"""

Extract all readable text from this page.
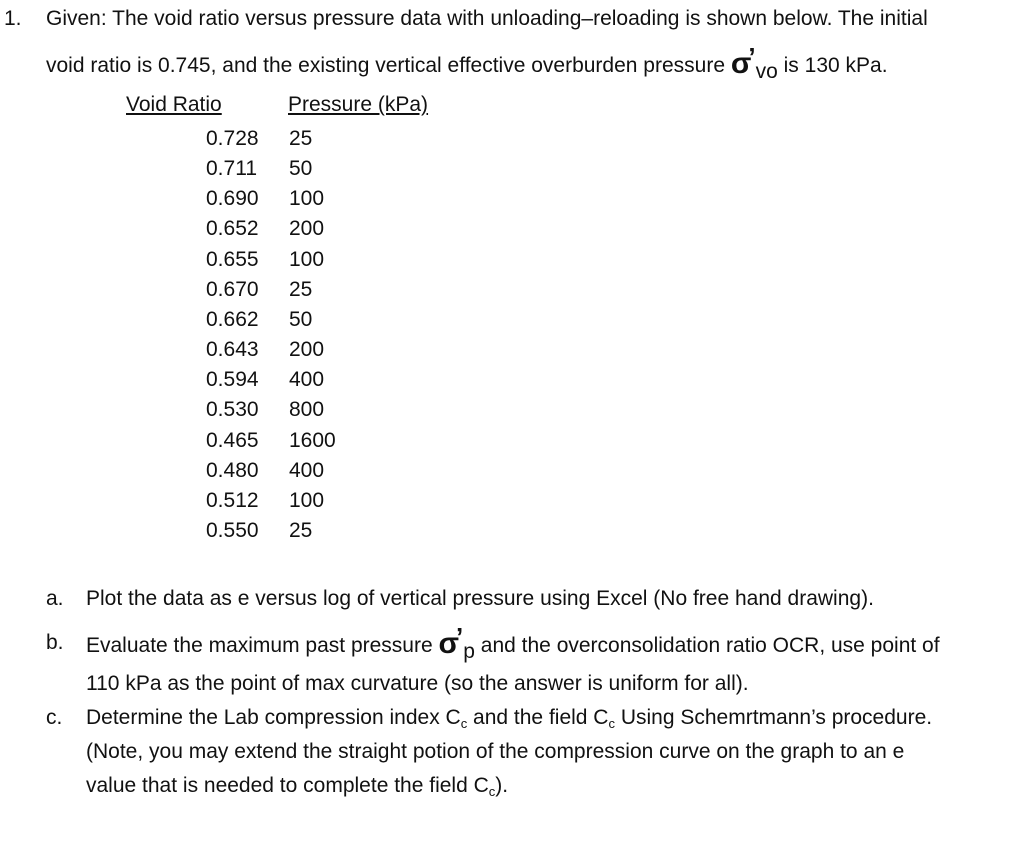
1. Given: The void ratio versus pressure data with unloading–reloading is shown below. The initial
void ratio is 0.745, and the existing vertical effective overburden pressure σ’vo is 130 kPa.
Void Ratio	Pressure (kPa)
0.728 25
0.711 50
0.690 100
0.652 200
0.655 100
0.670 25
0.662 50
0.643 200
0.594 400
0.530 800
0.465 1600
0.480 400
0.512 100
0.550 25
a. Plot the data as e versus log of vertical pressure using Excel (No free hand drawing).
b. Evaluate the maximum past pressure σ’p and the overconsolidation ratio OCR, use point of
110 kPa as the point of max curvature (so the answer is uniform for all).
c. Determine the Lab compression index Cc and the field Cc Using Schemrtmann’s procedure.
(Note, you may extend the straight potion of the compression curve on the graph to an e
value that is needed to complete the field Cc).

"""

Count the lines of the data that include the string "versus", and give only that number.

[FULL SOLUTION] 2